In the records from the start through the line containing "The operation levers LV is at (470, 698).", inclusive, swap "work vehicle" for "utility vehicle". Give those lines again with everything else unchanged.

---- INPUT DATA

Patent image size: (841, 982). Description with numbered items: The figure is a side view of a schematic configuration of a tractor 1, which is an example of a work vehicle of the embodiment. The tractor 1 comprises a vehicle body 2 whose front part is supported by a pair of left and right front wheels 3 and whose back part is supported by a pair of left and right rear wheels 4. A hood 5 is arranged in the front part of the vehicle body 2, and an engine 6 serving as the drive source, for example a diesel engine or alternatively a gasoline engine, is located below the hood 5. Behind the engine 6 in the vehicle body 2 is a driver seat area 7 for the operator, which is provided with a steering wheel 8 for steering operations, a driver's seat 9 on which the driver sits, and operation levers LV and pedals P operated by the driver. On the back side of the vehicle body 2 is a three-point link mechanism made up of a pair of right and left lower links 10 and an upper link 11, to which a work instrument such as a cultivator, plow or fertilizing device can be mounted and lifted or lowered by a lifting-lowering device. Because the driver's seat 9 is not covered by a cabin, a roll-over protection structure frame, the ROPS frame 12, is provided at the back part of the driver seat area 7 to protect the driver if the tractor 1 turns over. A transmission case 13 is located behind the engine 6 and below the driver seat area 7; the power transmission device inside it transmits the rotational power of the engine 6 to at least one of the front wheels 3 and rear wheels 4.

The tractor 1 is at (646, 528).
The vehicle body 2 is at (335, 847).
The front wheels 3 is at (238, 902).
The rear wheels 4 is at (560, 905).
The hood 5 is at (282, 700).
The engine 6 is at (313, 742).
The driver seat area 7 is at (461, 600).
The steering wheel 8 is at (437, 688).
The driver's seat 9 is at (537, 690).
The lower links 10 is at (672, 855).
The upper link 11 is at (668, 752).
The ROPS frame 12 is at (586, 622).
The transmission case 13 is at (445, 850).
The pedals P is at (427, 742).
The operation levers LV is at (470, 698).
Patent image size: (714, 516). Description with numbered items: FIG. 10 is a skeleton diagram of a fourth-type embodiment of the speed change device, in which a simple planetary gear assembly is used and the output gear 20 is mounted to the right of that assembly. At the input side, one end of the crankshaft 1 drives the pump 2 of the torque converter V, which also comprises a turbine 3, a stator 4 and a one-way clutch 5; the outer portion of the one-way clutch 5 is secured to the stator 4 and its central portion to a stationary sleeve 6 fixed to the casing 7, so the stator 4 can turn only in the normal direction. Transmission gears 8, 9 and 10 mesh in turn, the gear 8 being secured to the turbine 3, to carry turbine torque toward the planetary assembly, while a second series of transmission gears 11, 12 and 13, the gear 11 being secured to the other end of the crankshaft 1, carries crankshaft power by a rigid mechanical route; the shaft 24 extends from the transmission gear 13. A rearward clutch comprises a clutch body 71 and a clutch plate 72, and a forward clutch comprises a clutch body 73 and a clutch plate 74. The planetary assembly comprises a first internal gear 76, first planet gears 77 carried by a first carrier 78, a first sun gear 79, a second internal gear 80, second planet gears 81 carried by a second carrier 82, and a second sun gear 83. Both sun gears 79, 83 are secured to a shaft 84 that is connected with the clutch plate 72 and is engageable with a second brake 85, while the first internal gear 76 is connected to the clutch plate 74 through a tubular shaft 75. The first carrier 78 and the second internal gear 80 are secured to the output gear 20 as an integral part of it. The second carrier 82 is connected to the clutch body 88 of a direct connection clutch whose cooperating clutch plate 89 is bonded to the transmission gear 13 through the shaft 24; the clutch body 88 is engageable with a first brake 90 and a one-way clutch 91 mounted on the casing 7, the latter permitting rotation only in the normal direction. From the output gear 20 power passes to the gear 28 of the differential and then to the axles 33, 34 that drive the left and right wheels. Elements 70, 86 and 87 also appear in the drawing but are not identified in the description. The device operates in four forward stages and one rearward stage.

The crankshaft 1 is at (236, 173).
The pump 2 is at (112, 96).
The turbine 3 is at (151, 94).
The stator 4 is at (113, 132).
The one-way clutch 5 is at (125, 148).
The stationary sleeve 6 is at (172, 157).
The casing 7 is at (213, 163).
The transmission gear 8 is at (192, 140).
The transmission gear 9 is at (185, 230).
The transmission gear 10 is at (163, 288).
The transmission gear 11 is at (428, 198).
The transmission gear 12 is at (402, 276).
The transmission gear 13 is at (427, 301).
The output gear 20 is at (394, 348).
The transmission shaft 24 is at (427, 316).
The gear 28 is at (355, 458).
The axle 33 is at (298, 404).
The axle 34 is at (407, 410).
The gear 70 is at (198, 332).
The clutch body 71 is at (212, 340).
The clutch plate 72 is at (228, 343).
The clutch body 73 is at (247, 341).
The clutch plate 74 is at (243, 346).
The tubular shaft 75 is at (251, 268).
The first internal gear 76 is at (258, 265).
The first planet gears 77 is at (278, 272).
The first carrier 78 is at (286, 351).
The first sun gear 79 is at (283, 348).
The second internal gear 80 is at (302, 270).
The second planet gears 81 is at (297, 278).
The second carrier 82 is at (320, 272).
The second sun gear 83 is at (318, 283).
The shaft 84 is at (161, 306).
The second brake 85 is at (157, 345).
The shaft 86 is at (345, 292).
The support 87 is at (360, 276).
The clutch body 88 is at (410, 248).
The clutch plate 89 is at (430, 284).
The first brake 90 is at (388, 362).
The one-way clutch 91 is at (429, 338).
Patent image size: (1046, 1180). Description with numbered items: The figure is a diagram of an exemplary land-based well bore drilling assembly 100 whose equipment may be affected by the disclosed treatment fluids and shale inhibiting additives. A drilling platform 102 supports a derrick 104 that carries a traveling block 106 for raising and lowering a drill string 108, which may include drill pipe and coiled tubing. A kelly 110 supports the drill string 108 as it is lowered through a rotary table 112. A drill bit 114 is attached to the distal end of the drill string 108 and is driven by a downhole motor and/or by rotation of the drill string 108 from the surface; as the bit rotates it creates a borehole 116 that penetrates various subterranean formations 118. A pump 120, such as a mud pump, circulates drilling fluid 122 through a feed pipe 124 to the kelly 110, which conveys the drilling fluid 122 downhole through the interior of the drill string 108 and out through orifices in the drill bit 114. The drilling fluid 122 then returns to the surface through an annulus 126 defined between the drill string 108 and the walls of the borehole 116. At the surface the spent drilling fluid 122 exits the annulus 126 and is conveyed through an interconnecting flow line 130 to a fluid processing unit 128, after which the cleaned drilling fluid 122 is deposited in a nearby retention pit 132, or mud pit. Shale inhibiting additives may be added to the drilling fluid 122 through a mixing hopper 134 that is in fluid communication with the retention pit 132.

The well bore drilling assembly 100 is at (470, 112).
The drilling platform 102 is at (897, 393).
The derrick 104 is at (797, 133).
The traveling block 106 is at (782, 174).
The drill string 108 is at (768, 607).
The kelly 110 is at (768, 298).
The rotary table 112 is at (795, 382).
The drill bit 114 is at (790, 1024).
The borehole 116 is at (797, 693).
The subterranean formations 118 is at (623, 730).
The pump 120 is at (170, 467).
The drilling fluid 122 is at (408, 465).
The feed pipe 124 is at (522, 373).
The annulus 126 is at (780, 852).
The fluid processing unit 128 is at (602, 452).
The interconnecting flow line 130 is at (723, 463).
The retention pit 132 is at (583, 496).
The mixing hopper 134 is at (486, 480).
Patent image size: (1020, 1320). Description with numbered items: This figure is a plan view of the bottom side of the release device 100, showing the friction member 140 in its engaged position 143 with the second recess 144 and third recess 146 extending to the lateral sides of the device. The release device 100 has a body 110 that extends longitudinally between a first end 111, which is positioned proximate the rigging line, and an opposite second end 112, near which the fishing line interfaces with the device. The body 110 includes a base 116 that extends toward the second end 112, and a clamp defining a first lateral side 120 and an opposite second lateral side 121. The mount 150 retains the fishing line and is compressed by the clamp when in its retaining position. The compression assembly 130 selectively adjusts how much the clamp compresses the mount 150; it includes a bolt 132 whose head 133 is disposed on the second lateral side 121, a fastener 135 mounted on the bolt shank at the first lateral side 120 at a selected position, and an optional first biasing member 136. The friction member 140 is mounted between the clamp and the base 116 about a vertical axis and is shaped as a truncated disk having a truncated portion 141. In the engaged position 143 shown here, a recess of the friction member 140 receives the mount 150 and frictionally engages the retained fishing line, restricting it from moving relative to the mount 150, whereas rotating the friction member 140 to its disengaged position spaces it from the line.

--------

RESULT OF THIS EXERCISE
Patent image size: (841, 982). Description with numbered items: The figure is a side view of a schematic configuration of a tractor 1, which is an example of a utility vehicle of the embodiment. The tractor 1 comprises a vehicle body 2 whose front part is supported by a pair of left and right front wheels 3 and whose back part is supported by a pair of left and right rear wheels 4. A hood 5 is arranged in the front part of the vehicle body 2, and an engine 6 serving as the drive source, for example a diesel engine or alternatively a gasoline engine, is located below the hood 5. Behind the engine 6 in the vehicle body 2 is a driver seat area 7 for the operator, which is provided with a steering wheel 8 for steering operations, a driver's seat 9 on which the driver sits, and operation levers LV and pedals P operated by the driver. On the back side of the vehicle body 2 is a three-point link mechanism made up of a pair of right and left lower links 10 and an upper link 11, to which a work instrument such as a cultivator, plow or fertilizing device can be mounted and lifted or lowered by a lifting-lowering device. Because the driver's seat 9 is not covered by a cabin, a roll-over protection structure frame, the ROPS frame 12, is provided at the back part of the driver seat area 7 to protect the driver if the tractor 1 turns over. A transmission case 13 is located behind the engine 6 and below the driver seat area 7; the power transmission device inside it transmits the rotational power of the engine 6 to at least one of the front wheels 3 and rear wheels 4.

The tractor 1 is at (646, 528).
The vehicle body 2 is at (335, 847).
The front wheels 3 is at (238, 902).
The rear wheels 4 is at (560, 905).
The hood 5 is at (282, 700).
The engine 6 is at (313, 742).
The driver seat area 7 is at (461, 600).
The steering wheel 8 is at (437, 688).
The driver's seat 9 is at (537, 690).
The lower links 10 is at (672, 855).
The upper link 11 is at (668, 752).
The ROPS frame 12 is at (586, 622).
The transmission case 13 is at (445, 850).
The pedals P is at (427, 742).
The operation levers LV is at (470, 698).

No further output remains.